All lines below must be repeated exactly, with the pictures omitted.

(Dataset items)
(begin)

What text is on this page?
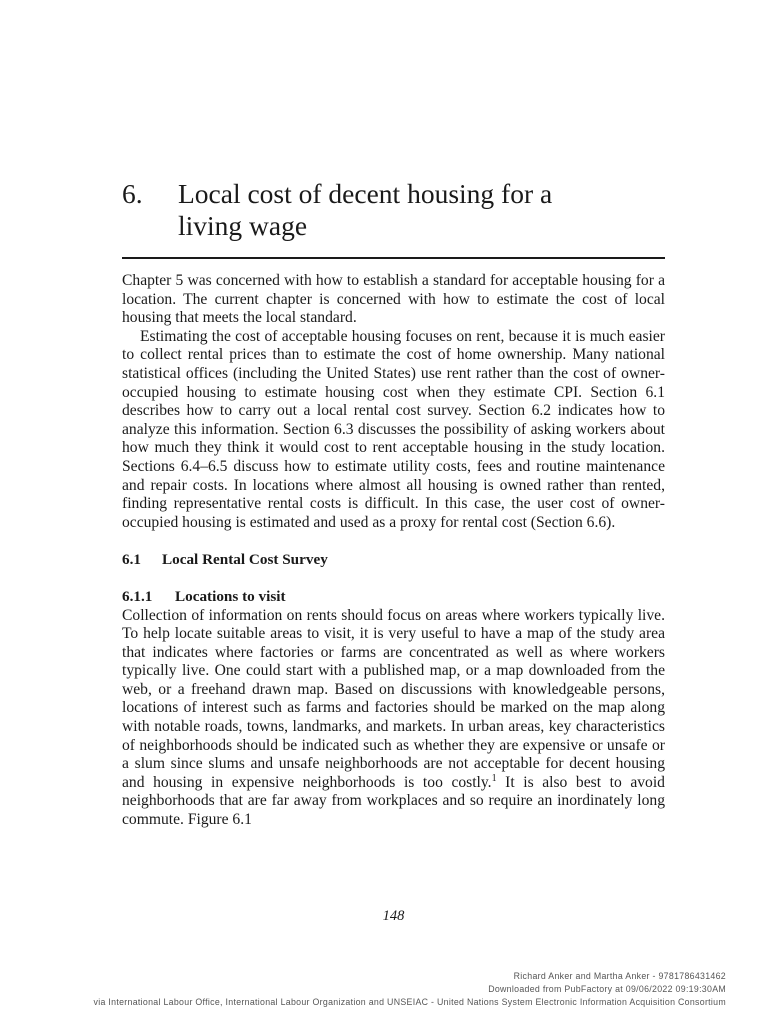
6. Local cost of decent housing for a
living wage

Chapter 5 was concerned with how to establish a standard for acceptable housing for a location. The current chapter is concerned with how to estimate the cost of local housing that meets the local standard.

Estimating the cost of acceptable housing focuses on rent, because it is much easier to collect rental prices than to estimate the cost of home ownership. Many national statistical offices (including the United States) use rent rather than the cost of owner-occupied housing to estimate housing cost when they estimate CPI. Section 6.1 describes how to carry out a local rental cost survey. Section 6.2 indicates how to analyze this information. Section 6.3 discusses the possibility of asking workers about how much they think it would cost to rent acceptable housing in the study location. Sections 6.4–6.5 discuss how to estimate utility costs, fees and routine maintenance and repair costs. In locations where almost all housing is owned rather than rented, finding representative rental costs is difficult. In this case, the user cost of owner-occupied housing is estimated and used as a proxy for rental cost (Section 6.6).

6.1 Local Rental Cost Survey
6.1.1 Locations to visit

Collection of information on rents should focus on areas where workers typically live. To help locate suitable areas to visit, it is very useful to have a map of the study area that indicates where factories or farms are concentrated as well as where workers typically live. One could start with a published map, or a map downloaded from the web, or a freehand drawn map. Based on discussions with knowledgeable persons, locations of interest such as farms and factories should be marked on the map along with notable roads, towns, landmarks, and markets. In urban areas, key characteristics of neighborhoods should be indicated such as whether they are expensive or unsafe or a slum since slums and unsafe neighborhoods are not acceptable for decent housing and housing in expensive neighborhoods is too costly.$^1$ It is also best to avoid neighborhoods that are far away from workplaces and so require an inordinately long commute. Figure 6.1

148
Richard Anker and Martha Anker - 9781786431462
Downloaded from PubFactory at 09/06/2022 09:19:30AM
via International Labour Office, International Labour Organization and UNSEIAC - United Nations System Electronic Information Acquisition Consortium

(end)

> [REPLY]
What text is on this page?
6. Local cost of decent housing for a
living wage

Chapter 5 was concerned with how to establish a standard for acceptable housing for a location. The current chapter is concerned with how to estimate the cost of local housing that meets the local standard.

Estimating the cost of acceptable housing focuses on rent, because it is much easier to collect rental prices than to estimate the cost of home ownership. Many national statistical offices (including the United States) use rent rather than the cost of owner-occupied housing to estimate housing cost when they estimate CPI. Section 6.1 describes how to carry out a local rental cost survey. Section 6.2 indicates how to analyze this information. Section 6.3 discusses the possibility of asking workers about how much they think it would cost to rent acceptable housing in the study location. Sections 6.4–6.5 discuss how to estimate utility costs, fees and routine maintenance and repair costs. In locations where almost all housing is owned rather than rented, finding representative rental costs is difficult. In this case, the user cost of owner-occupied housing is estimated and used as a proxy for rental cost (Section 6.6).

6.1 Local Rental Cost Survey
6.1.1 Locations to visit

Collection of information on rents should focus on areas where workers typically live. To help locate suitable areas to visit, it is very useful to have a map of the study area that indicates where factories or farms are concentrated as well as where workers typically live. One could start with a published map, or a map downloaded from the web, or a freehand drawn map. Based on discussions with knowledgeable persons, locations of interest such as farms and factories should be marked on the map along with notable roads, towns, landmarks, and markets. In urban areas, key characteristics of neighborhoods should be indicated such as whether they are expensive or unsafe or a slum since slums and unsafe neighborhoods are not acceptable for decent housing and housing in expensive neighborhoods is too costly.$^1$ It is also best to avoid neighborhoods that are far away from workplaces and so require an inordinately long commute. Figure 6.1

148
Richard Anker and Martha Anker - 9781786431462
Downloaded from PubFactory at 09/06/2022 09:19:30AM
via International Labour Office, International Labour Organization and UNSEIAC - United Nations System Electronic Information Acquisition Consortium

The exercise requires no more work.